→ **Exercise brief**:
Count the lines in the material below that contain the string "axis". Reply with the number only.

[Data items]
:::::
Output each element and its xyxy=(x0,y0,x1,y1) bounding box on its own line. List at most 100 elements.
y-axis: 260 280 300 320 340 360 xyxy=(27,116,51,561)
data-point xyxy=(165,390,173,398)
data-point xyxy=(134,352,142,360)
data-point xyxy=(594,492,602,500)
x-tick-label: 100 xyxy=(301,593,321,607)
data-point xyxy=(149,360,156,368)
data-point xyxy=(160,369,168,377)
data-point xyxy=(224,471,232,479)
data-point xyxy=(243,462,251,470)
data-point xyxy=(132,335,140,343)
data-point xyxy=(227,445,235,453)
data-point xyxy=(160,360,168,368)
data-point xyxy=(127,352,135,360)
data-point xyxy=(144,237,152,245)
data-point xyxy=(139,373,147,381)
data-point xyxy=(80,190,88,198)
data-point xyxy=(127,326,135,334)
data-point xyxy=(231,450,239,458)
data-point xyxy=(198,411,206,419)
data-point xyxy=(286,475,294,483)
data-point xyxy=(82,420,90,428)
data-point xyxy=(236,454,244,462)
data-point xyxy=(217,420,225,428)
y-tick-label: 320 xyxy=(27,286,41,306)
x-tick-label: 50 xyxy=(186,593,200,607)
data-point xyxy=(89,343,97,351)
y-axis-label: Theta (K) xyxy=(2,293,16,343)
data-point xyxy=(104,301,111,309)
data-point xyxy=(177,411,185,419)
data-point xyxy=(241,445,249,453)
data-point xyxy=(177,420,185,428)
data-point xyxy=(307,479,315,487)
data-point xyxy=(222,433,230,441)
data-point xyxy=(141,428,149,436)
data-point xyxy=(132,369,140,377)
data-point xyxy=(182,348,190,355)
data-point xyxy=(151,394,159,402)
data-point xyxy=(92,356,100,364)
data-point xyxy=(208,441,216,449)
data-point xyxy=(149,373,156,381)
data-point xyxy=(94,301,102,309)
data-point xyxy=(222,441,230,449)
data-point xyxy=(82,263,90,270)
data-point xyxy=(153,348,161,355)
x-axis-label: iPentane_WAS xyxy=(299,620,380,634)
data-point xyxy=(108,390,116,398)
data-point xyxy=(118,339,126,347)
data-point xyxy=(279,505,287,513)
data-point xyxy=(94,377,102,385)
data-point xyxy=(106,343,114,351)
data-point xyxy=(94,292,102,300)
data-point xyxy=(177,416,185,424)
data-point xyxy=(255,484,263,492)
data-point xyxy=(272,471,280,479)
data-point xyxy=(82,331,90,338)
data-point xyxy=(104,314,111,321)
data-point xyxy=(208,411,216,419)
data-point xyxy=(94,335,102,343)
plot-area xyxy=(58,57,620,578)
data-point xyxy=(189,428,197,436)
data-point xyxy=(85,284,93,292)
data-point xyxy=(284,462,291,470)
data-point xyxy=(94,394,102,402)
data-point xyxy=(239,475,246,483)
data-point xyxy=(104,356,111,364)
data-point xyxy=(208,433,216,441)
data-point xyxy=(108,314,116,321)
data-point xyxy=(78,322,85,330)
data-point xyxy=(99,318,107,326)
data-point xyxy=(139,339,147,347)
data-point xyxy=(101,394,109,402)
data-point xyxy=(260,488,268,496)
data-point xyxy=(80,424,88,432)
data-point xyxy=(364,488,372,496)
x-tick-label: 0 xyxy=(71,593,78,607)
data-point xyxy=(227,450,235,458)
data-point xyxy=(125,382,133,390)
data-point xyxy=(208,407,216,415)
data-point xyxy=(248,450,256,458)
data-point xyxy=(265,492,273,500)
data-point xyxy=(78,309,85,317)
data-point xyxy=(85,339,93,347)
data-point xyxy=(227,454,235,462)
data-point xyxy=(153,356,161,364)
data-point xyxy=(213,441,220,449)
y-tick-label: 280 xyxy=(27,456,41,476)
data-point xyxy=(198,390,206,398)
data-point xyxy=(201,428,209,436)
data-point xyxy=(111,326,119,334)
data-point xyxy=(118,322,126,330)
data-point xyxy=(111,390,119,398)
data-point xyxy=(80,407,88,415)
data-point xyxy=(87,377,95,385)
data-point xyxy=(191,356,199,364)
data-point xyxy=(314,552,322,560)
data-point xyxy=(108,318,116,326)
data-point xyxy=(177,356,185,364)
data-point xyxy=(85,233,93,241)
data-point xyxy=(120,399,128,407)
:::::
→ **Final result**:
3